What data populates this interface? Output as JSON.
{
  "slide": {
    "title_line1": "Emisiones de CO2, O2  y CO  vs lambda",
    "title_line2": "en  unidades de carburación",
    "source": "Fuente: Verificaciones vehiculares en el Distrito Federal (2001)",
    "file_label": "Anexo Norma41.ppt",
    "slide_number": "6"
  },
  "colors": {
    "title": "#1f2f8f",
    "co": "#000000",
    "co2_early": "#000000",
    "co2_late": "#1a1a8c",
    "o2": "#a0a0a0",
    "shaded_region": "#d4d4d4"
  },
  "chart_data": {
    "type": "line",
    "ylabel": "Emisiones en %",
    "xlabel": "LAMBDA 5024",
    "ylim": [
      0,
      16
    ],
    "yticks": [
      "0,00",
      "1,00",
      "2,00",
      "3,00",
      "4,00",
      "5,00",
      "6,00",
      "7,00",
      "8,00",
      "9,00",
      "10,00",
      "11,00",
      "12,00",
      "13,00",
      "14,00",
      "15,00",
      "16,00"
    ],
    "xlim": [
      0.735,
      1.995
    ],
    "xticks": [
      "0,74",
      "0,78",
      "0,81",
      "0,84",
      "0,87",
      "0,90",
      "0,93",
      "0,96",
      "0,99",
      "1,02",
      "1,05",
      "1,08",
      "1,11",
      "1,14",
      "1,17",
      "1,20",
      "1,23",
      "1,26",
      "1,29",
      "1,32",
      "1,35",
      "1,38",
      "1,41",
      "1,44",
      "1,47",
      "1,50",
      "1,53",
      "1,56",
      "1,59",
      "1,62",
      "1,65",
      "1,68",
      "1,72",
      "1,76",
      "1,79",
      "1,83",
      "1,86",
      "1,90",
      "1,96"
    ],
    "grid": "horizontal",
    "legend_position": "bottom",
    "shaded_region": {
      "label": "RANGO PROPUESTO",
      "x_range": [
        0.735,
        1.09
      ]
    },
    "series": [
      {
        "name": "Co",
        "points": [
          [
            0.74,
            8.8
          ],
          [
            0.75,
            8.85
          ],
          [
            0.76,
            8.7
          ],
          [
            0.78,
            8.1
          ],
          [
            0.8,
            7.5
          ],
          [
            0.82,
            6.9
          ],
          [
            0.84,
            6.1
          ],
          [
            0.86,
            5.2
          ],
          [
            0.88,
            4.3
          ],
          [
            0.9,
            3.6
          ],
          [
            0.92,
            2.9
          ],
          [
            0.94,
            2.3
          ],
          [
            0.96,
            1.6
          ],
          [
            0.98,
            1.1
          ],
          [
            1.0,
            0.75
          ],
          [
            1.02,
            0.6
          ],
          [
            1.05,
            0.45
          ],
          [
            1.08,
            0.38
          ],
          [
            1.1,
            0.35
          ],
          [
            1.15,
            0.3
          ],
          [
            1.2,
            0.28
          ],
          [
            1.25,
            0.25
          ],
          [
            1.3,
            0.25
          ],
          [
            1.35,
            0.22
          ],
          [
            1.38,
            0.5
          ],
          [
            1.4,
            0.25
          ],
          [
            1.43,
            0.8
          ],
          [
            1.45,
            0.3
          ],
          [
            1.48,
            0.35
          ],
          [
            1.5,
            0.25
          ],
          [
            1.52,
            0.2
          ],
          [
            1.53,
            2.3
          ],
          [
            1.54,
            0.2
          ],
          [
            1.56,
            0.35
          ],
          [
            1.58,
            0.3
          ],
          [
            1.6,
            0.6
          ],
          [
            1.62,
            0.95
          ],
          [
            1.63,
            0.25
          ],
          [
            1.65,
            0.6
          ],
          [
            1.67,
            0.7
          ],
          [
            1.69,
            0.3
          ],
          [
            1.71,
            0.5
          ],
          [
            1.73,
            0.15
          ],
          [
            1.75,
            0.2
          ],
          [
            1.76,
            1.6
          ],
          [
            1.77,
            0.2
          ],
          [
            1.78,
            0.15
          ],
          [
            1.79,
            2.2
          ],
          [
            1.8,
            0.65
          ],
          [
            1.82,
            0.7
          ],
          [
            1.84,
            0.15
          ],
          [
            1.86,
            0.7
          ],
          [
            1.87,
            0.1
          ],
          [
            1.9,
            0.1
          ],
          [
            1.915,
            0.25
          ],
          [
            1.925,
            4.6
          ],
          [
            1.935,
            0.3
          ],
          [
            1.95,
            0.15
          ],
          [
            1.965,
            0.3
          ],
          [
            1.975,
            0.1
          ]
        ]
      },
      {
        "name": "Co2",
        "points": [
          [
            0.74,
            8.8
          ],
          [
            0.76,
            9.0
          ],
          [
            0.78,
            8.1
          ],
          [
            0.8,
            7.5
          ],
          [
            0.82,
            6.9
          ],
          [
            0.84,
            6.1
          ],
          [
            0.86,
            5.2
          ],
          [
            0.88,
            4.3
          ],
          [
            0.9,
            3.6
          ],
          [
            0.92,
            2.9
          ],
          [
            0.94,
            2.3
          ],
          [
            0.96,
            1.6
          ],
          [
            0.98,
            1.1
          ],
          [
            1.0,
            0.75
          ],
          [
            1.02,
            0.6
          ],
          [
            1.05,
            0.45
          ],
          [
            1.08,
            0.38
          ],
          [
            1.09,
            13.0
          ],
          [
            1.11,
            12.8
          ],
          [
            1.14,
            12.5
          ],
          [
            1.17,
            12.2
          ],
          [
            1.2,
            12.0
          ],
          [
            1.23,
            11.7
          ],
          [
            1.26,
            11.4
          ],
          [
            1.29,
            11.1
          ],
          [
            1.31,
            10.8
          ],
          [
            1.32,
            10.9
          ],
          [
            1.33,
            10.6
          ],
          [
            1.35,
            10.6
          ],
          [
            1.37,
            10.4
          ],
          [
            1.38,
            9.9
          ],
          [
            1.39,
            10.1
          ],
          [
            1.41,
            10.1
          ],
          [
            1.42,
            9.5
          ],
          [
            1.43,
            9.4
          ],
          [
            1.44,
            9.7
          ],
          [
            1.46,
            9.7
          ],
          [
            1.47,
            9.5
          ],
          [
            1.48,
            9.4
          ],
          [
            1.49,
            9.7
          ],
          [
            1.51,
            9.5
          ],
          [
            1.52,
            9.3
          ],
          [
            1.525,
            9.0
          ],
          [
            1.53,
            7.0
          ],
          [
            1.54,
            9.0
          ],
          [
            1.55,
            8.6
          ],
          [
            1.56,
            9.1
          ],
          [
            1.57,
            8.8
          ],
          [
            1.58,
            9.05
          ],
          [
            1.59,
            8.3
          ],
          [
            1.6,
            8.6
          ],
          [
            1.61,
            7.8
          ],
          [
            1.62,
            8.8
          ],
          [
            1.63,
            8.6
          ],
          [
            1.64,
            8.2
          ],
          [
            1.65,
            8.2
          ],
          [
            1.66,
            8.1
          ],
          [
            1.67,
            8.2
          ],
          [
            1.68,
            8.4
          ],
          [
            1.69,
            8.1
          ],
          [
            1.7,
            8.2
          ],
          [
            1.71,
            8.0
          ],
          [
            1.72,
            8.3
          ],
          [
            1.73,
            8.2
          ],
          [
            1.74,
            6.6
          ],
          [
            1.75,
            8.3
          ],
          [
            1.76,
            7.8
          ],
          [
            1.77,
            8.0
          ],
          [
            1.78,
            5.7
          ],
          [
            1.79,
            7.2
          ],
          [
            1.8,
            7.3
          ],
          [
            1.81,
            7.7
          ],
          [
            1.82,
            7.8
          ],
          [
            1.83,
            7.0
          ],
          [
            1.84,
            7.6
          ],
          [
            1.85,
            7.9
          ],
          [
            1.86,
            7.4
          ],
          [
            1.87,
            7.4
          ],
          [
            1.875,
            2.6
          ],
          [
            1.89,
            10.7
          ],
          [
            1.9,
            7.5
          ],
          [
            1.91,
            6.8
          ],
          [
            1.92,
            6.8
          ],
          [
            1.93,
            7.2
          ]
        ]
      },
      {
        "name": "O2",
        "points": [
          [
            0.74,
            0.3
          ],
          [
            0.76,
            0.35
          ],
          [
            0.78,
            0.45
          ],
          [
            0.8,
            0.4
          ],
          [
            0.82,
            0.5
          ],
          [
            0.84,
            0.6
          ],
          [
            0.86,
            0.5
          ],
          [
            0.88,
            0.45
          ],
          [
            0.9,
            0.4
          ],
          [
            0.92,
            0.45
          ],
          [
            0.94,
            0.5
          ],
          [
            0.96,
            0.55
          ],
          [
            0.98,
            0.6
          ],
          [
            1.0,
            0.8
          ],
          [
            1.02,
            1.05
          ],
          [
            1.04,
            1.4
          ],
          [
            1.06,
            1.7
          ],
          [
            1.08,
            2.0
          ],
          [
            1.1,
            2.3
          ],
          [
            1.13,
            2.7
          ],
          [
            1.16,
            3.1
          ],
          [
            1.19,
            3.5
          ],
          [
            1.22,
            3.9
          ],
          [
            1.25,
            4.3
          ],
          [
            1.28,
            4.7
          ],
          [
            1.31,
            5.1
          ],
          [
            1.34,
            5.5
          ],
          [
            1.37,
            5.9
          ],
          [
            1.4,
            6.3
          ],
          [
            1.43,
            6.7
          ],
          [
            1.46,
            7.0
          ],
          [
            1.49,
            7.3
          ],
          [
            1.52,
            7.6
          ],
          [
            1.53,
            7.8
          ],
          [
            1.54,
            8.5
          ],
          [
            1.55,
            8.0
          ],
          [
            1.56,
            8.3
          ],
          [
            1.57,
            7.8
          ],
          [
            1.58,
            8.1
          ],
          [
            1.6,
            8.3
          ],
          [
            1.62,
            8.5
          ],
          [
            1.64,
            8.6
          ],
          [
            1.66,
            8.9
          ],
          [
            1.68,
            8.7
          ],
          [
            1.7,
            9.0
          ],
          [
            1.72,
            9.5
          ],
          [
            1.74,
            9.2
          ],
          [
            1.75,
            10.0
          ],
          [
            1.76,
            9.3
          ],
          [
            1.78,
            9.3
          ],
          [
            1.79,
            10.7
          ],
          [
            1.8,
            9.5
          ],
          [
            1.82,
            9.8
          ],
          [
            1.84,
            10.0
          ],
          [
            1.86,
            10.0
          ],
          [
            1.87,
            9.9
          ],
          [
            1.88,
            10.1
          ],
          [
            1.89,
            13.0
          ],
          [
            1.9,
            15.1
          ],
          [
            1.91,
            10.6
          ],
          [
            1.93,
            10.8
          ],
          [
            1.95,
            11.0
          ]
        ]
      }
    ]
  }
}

**Goal**
Of all the lines above, how many contain "Emisiones"? Give the number and nothing more.

**Answer to this problem**
2